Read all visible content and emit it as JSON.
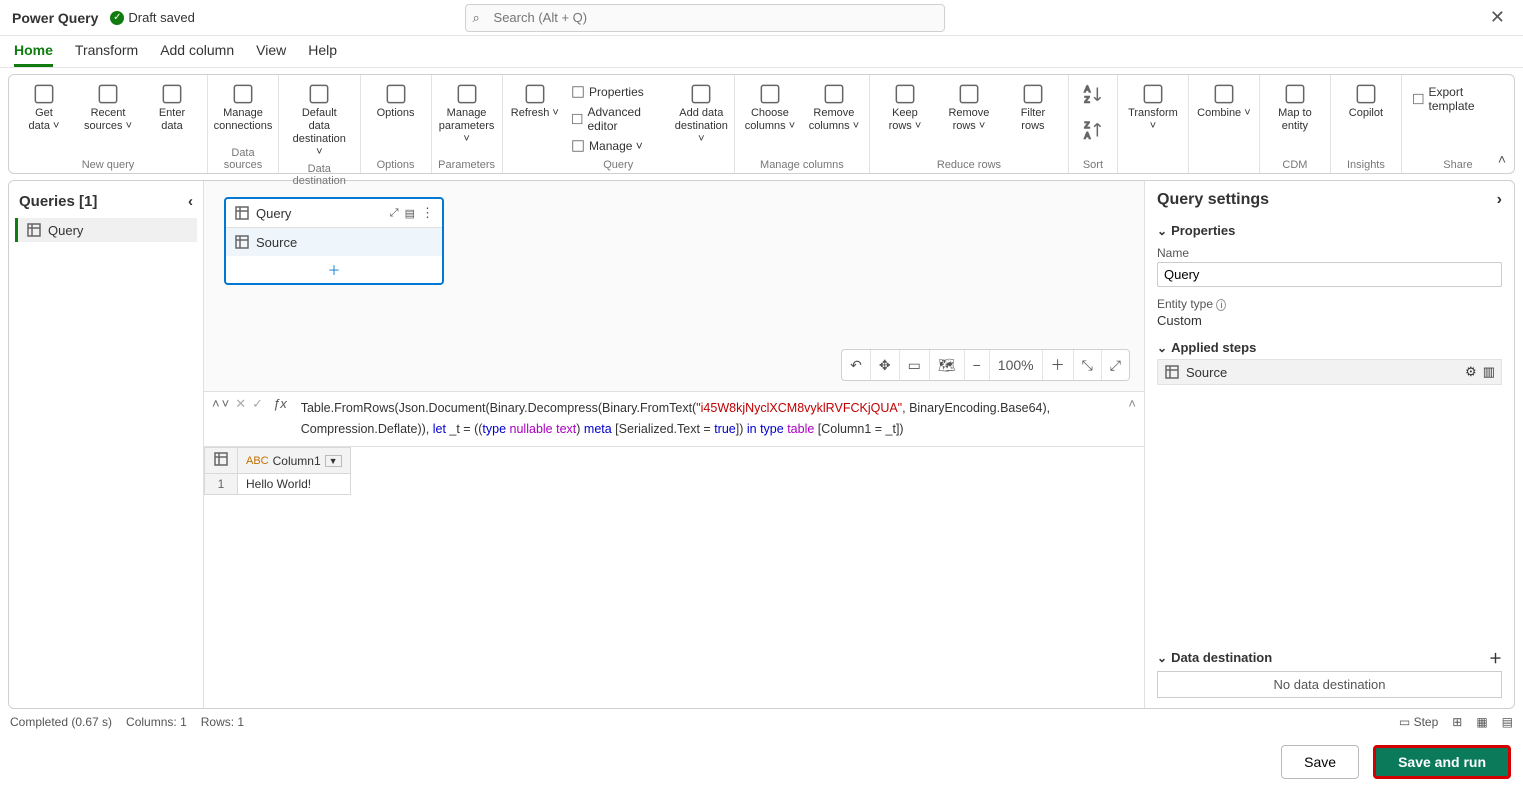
{
  "app_title": "Power Query",
  "save_status": "Draft saved",
  "search_placeholder": "Search (Alt + Q)",
  "tabs": [
    "Home",
    "Transform",
    "Add column",
    "View",
    "Help"
  ],
  "active_tab": "Home",
  "ribbon": {
    "groups": [
      {
        "label": "New query",
        "buttons": [
          {
            "t": "Get\ndata",
            "dd": true
          },
          {
            "t": "Recent\nsources",
            "dd": true
          },
          {
            "t": "Enter\ndata"
          }
        ]
      },
      {
        "label": "Data sources",
        "buttons": [
          {
            "t": "Manage\nconnections"
          }
        ]
      },
      {
        "label": "Data destination",
        "buttons": [
          {
            "t": "Default data\ndestination",
            "dd": true
          }
        ]
      },
      {
        "label": "Options",
        "buttons": [
          {
            "t": "Options"
          }
        ]
      },
      {
        "label": "Parameters",
        "buttons": [
          {
            "t": "Manage\nparameters",
            "dd": true
          }
        ]
      },
      {
        "label": "Query",
        "buttons": [
          {
            "t": "Refresh",
            "dd": true
          }
        ],
        "mini": [
          "Properties",
          "Advanced editor",
          "Manage"
        ],
        "extra": [
          {
            "t": "Add data\ndestination",
            "dd": true
          }
        ]
      },
      {
        "label": "Manage columns",
        "buttons": [
          {
            "t": "Choose\ncolumns",
            "dd": true
          },
          {
            "t": "Remove\ncolumns",
            "dd": true
          }
        ]
      },
      {
        "label": "Reduce rows",
        "buttons": [
          {
            "t": "Keep\nrows",
            "dd": true
          },
          {
            "t": "Remove\nrows",
            "dd": true
          },
          {
            "t": "Filter\nrows"
          }
        ]
      },
      {
        "label": "Sort",
        "sort": true
      },
      {
        "label": "",
        "buttons": [
          {
            "t": "Transform",
            "dd": true
          }
        ]
      },
      {
        "label": "",
        "buttons": [
          {
            "t": "Combine",
            "dd": true
          }
        ]
      },
      {
        "label": "CDM",
        "buttons": [
          {
            "t": "Map to\nentity"
          }
        ]
      },
      {
        "label": "Insights",
        "buttons": [
          {
            "t": "Copilot"
          }
        ]
      },
      {
        "label": "Share",
        "mini": [
          "Export template"
        ]
      }
    ]
  },
  "queries": {
    "header": "Queries [1]",
    "items": [
      "Query"
    ]
  },
  "diagram": {
    "card_title": "Query",
    "card_step": "Source",
    "zoom": "100%"
  },
  "formula_tokens": [
    {
      "t": "Table.FromRows(Json.Document(Binary.Decompress(Binary.FromText("
    },
    {
      "t": "\"i45W8kjNyclXCM8vyklRVFCKjQUA\"",
      "c": "str"
    },
    {
      "t": ", BinaryEncoding.Base64), Compression.Deflate)), "
    },
    {
      "t": "let",
      "c": "kw"
    },
    {
      "t": " _t = (("
    },
    {
      "t": "type",
      "c": "kw"
    },
    {
      "t": " "
    },
    {
      "t": "nullable",
      "c": "np"
    },
    {
      "t": " "
    },
    {
      "t": "text",
      "c": "np"
    },
    {
      "t": ") "
    },
    {
      "t": "meta",
      "c": "kw"
    },
    {
      "t": " [Serialized.Text = "
    },
    {
      "t": "true",
      "c": "kw"
    },
    {
      "t": "]) "
    },
    {
      "t": "in",
      "c": "kw"
    },
    {
      "t": " "
    },
    {
      "t": "type",
      "c": "kw"
    },
    {
      "t": " "
    },
    {
      "t": "table",
      "c": "np"
    },
    {
      "t": " [Column1 = _t])"
    }
  ],
  "grid": {
    "column": "Column1",
    "rows": [
      {
        "n": "1",
        "v": "Hello World!"
      }
    ]
  },
  "settings": {
    "title": "Query settings",
    "properties": "Properties",
    "name_label": "Name",
    "name_value": "Query",
    "entity_type_label": "Entity type",
    "entity_type_value": "Custom",
    "applied_steps": "Applied steps",
    "step": "Source",
    "data_destination": "Data destination",
    "no_dest": "No data destination"
  },
  "statusbar": {
    "completed": "Completed (0.67 s)",
    "columns": "Columns: 1",
    "rows": "Rows: 1",
    "step": "Step"
  },
  "footer": {
    "save": "Save",
    "saverun": "Save and run"
  }
}
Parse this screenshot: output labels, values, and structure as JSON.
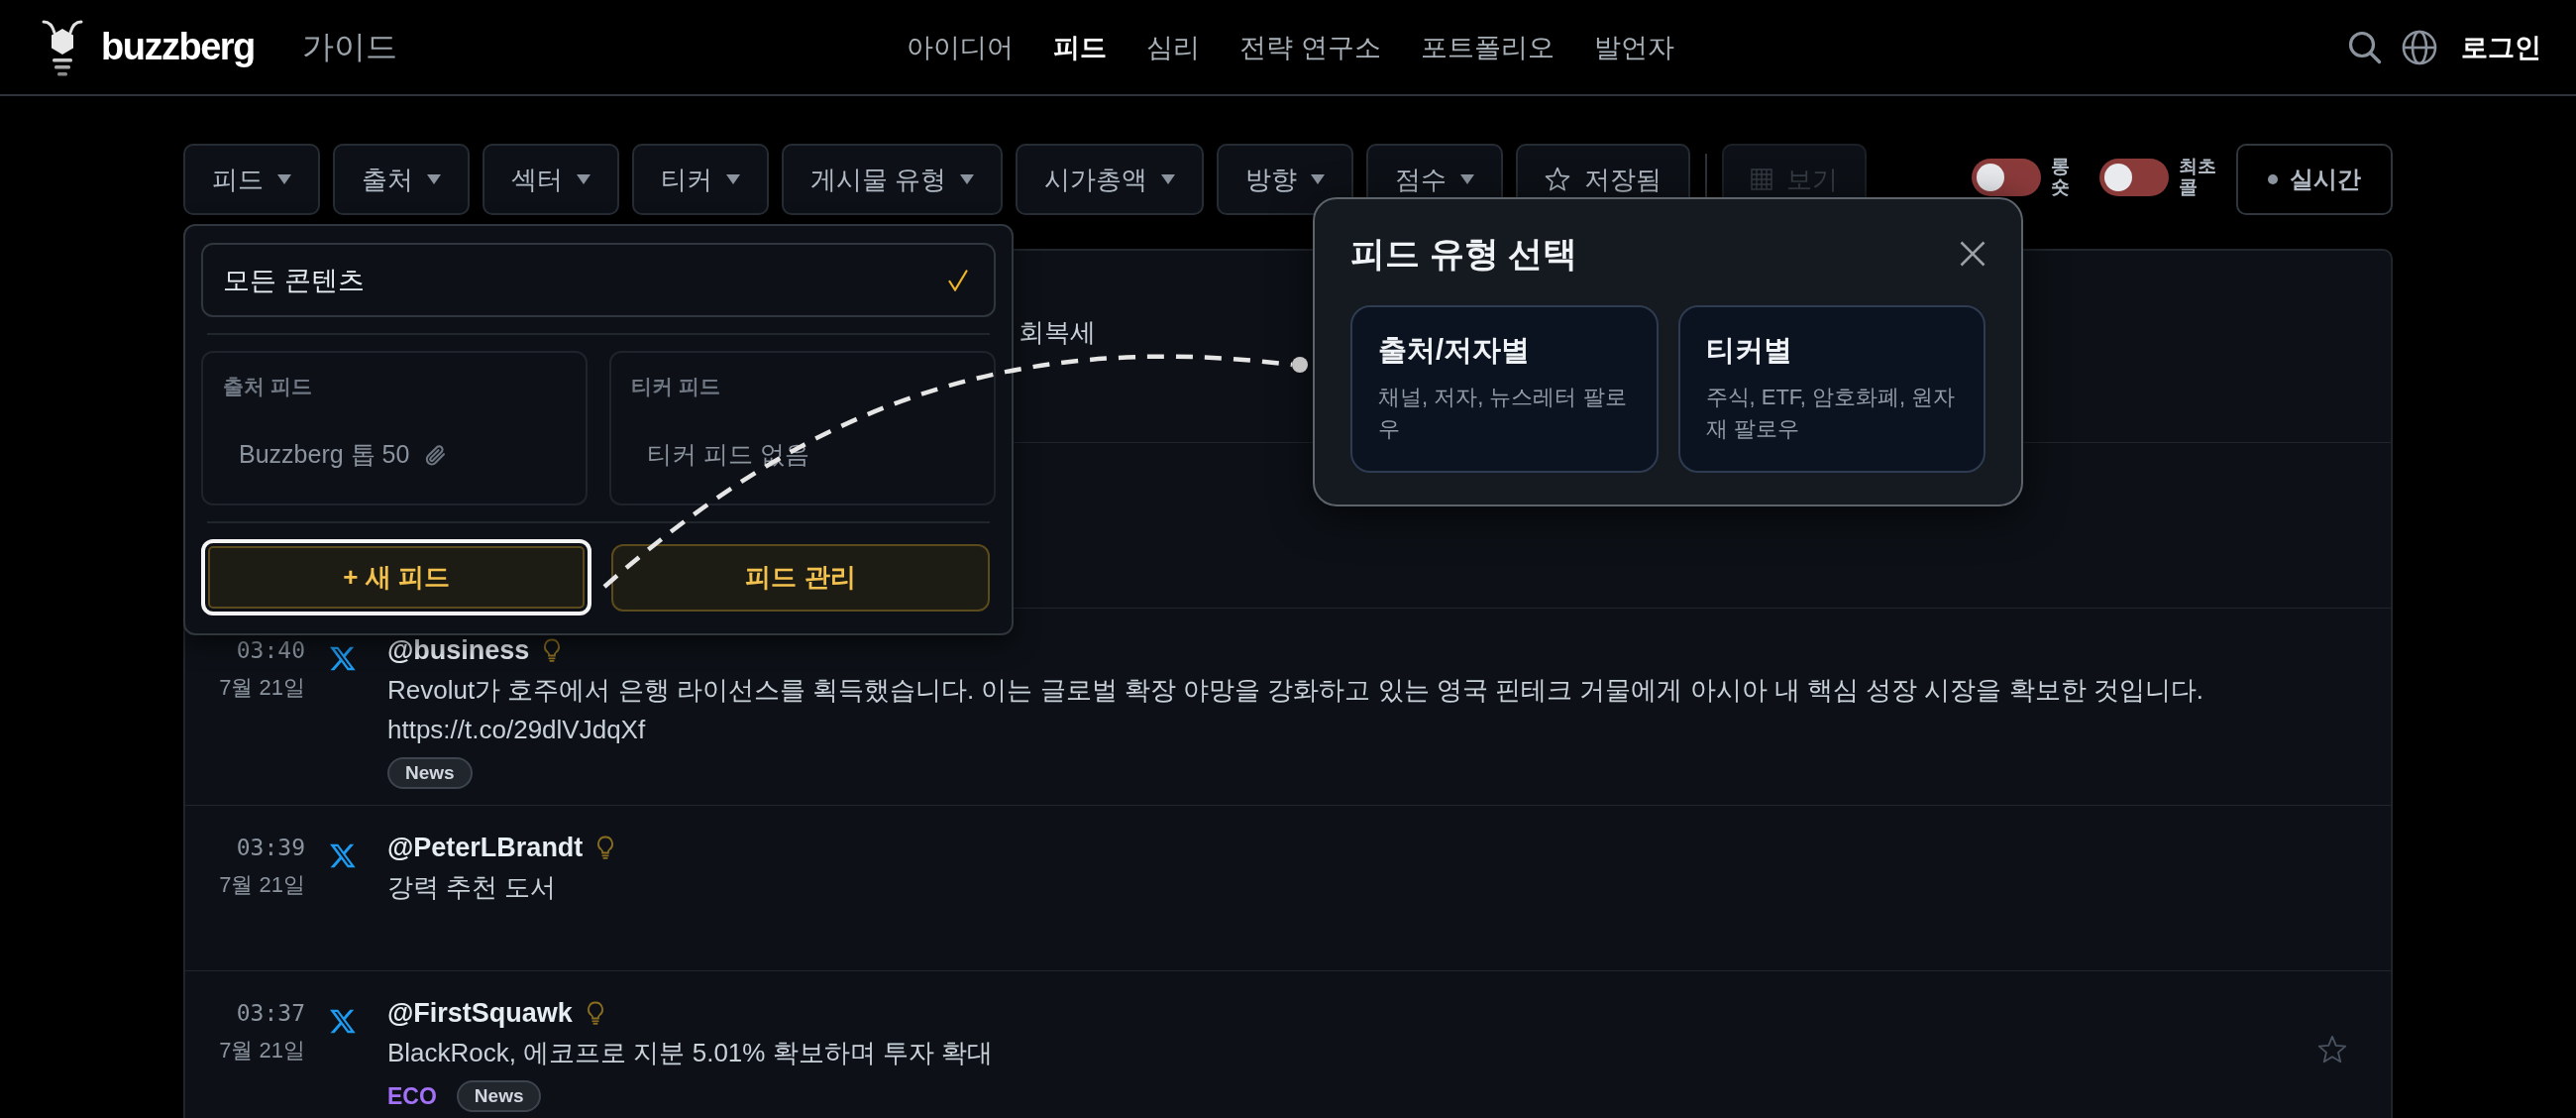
{
  "header": {
    "logo": "buzzberg",
    "guide": "가이드",
    "nav": [
      {
        "label": "아이디어",
        "selected": false
      },
      {
        "label": "피드",
        "selected": true
      },
      {
        "label": "심리",
        "selected": false
      },
      {
        "label": "전략 연구소",
        "selected": false
      },
      {
        "label": "포트폴리오",
        "selected": false
      },
      {
        "label": "발언자",
        "selected": false
      }
    ],
    "login": "로그인"
  },
  "filters": {
    "dropdowns": [
      "피드",
      "출처",
      "섹터",
      "티커",
      "게시물 유형",
      "시가총액",
      "방향",
      "점수"
    ],
    "saved": "저장됨",
    "view": {
      "label": "보기",
      "disabled": true
    },
    "toggles": [
      {
        "label": "롱숏",
        "on": false
      },
      {
        "label": "최초콜",
        "on": false
      }
    ],
    "live": "실시간"
  },
  "feed_menu": {
    "all": {
      "label": "모든 콘텐츠",
      "selected": true
    },
    "groups": [
      {
        "title": "출처 피드",
        "items": [
          "Buzzberg 톱 50"
        ]
      },
      {
        "title": "티커 피드",
        "empty": "티커 피드 없음"
      }
    ],
    "buttons": [
      {
        "label": "+ 새 피드",
        "focused": true
      },
      {
        "label": "피드 관리",
        "focused": false
      }
    ]
  },
  "feed_type_dialog": {
    "title": "피드 유형 선택",
    "options": [
      {
        "title": "출처/저자별",
        "description": "채널, 저자, 뉴스레터 팔로우"
      },
      {
        "title": "티커별",
        "description": "주식, ETF, 암호화폐, 원자재 팔로우"
      }
    ]
  },
  "feed": {
    "rows": [
      {
        "kind": "covered",
        "text": "회복세"
      },
      {
        "kind": "covered"
      },
      {
        "kind": "post",
        "time": "03:40",
        "date": "7월 21일",
        "author": "@business",
        "text": "Revolut가 호주에서 은행 라이선스를 획득했습니다. 이는 글로벌 확장 야망을 강화하고 있는 영국 핀테크 거물에게 아시아 내 핵심 성장 시장을 확보한 것입니다.",
        "url": "https://t.co/29dlVJdqXf",
        "tags": [
          {
            "kind": "category",
            "label": "News"
          }
        ]
      },
      {
        "kind": "post",
        "time": "03:39",
        "date": "7월 21일",
        "author": "@PeterLBrandt",
        "text": "강력 추천 도서"
      },
      {
        "kind": "post",
        "time": "03:37",
        "date": "7월 21일",
        "author": "@FirstSquawk",
        "text": "BlackRock, 에코프로 지분 5.01% 확보하며 투자 확대",
        "tags": [
          {
            "kind": "ticker",
            "label": "ECO"
          },
          {
            "kind": "category",
            "label": "News"
          }
        ],
        "saved": false
      }
    ]
  }
}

* * *

### [PROBLEM TO WORK ON]
Out of the material above, gather each line where "saved" appears.

### [ANSWER FOR THIS EXERCISE]
  "save_status": "Draft saved",
    "saved": "저장됨",
        "saved": false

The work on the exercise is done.